### Information given ###

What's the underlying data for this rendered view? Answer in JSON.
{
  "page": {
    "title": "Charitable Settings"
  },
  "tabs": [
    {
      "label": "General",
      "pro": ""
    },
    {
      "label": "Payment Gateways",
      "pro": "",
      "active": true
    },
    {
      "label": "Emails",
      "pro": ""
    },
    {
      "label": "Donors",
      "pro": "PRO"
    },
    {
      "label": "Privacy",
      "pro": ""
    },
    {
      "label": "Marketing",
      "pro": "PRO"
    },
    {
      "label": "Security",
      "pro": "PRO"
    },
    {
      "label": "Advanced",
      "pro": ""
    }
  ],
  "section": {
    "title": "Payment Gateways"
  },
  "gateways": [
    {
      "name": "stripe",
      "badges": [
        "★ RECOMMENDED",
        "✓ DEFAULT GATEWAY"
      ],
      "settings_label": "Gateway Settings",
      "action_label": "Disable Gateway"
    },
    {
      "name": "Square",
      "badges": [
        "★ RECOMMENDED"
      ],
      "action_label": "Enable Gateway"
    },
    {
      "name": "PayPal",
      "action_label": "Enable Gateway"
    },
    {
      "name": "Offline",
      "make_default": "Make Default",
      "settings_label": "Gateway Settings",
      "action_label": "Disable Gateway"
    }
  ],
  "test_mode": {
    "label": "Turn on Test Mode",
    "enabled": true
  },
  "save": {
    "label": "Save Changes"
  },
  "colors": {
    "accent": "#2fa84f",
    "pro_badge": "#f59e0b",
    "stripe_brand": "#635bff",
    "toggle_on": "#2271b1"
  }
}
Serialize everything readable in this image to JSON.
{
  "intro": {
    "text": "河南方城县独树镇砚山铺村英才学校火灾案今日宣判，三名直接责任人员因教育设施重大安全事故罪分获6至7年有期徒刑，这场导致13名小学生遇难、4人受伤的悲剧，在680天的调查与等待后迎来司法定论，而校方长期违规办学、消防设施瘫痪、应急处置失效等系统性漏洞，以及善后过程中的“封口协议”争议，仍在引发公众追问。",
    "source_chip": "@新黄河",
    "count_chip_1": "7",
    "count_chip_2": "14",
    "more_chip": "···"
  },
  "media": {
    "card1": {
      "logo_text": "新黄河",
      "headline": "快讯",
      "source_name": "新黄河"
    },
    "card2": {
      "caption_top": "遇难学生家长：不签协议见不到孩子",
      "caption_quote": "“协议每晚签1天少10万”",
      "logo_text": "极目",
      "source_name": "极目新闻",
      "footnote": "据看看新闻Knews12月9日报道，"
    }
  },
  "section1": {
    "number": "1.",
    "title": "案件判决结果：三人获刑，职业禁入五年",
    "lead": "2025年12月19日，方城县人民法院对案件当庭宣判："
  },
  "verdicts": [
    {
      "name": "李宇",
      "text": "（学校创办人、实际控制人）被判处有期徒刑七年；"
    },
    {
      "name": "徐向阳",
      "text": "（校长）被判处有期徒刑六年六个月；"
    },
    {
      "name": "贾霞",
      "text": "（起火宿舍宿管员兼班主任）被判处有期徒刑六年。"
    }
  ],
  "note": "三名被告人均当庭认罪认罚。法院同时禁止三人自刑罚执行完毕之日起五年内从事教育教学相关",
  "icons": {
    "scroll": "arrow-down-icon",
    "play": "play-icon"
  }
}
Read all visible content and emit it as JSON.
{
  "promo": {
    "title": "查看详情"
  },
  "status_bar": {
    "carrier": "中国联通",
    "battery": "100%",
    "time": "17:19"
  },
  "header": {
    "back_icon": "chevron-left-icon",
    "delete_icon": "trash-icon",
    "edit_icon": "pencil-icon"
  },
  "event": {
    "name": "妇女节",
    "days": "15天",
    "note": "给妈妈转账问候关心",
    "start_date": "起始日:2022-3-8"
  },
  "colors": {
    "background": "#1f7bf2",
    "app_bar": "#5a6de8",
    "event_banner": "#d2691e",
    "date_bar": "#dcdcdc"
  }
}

###

### What you should do
All of the entries need to be reproduced exactly; please write them out.

### Worked answer
What's the underlying data for this rendered view? Answer in JSON.
{
  "page": {
    "title": "Charitable Settings"
  },
  "tabs": [
    {
      "label": "General",
      "pro": ""
    },
    {
      "label": "Payment Gateways",
      "pro": "",
      "active": true
    },
    {
      "label": "Emails",
      "pro": ""
    },
    {
      "label": "Donors",
      "pro": "PRO"
    },
    {
      "label": "Privacy",
      "pro": ""
    },
    {
      "label": "Marketing",
      "pro": "PRO"
    },
    {
      "label": "Security",
      "pro": "PRO"
    },
    {
      "label": "Advanced",
      "pro": ""
    }
  ],
  "section": {
    "title": "Payment Gateways"
  },
  "gateways": [
    {
      "name": "stripe",
      "badges": [
        "★ RECOMMENDED",
        "✓ DEFAULT GATEWAY"
      ],
      "settings_label": "Gateway Settings",
      "action_label": "Disable Gateway"
    },
    {
      "name": "Square",
      "badges": [
        "★ RECOMMENDED"
      ],
      "action_label": "Enable Gateway"
    },
    {
      "name": "PayPal",
      "action_label": "Enable Gateway"
    },
    {
      "name": "Offline",
      "make_default": "Make Default",
      "settings_label": "Gateway Settings",
      "action_label": "Disable Gateway"
    }
  ],
  "test_mode": {
    "label": "Turn on Test Mode",
    "enabled": true
  },
  "save": {
    "label": "Save Changes"
  },
  "colors": {
    "accent": "#2fa84f",
    "pro_badge": "#f59e0b",
    "stripe_brand": "#635bff",
    "toggle_on": "#2271b1"
  }
}
Serialize everything readable in this image to JSON.
{
  "intro": {
    "text": "河南方城县独树镇砚山铺村英才学校火灾案今日宣判，三名直接责任人员因教育设施重大安全事故罪分获6至7年有期徒刑，这场导致13名小学生遇难、4人受伤的悲剧，在680天的调查与等待后迎来司法定论，而校方长期违规办学、消防设施瘫痪、应急处置失效等系统性漏洞，以及善后过程中的“封口协议”争议，仍在引发公众追问。",
    "source_chip": "@新黄河",
    "count_chip_1": "7",
    "count_chip_2": "14",
    "more_chip": "···"
  },
  "media": {
    "card1": {
      "logo_text": "新黄河",
      "headline": "快讯",
      "source_name": "新黄河"
    },
    "card2": {
      "caption_top": "遇难学生家长：不签协议见不到孩子",
      "caption_quote": "“协议每晚签1天少10万”",
      "logo_text": "极目",
      "source_name": "极目新闻",
      "footnote": "据看看新闻Knews12月9日报道，"
    }
  },
  "section1": {
    "number": "1.",
    "title": "案件判决结果：三人获刑，职业禁入五年",
    "lead": "2025年12月19日，方城县人民法院对案件当庭宣判："
  },
  "verdicts": [
    {
      "name": "李宇",
      "text": "（学校创办人、实际控制人）被判处有期徒刑七年；"
    },
    {
      "name": "徐向阳",
      "text": "（校长）被判处有期徒刑六年六个月；"
    },
    {
      "name": "贾霞",
      "text": "（起火宿舍宿管员兼班主任）被判处有期徒刑六年。"
    }
  ],
  "note": "三名被告人均当庭认罪认罚。法院同时禁止三人自刑罚执行完毕之日起五年内从事教育教学相关",
  "icons": {
    "scroll": "arrow-down-icon",
    "play": "play-icon"
  }
}
Read all visible content and emit it as JSON.
{
  "promo": {
    "title": "查看详情"
  },
  "status_bar": {
    "carrier": "中国联通",
    "battery": "100%",
    "time": "17:19"
  },
  "header": {
    "back_icon": "chevron-left-icon",
    "delete_icon": "trash-icon",
    "edit_icon": "pencil-icon"
  },
  "event": {
    "name": "妇女节",
    "days": "15天",
    "note": "给妈妈转账问候关心",
    "start_date": "起始日:2022-3-8"
  },
  "colors": {
    "background": "#1f7bf2",
    "app_bar": "#5a6de8",
    "event_banner": "#d2691e",
    "date_bar": "#dcdcdc"
  }
}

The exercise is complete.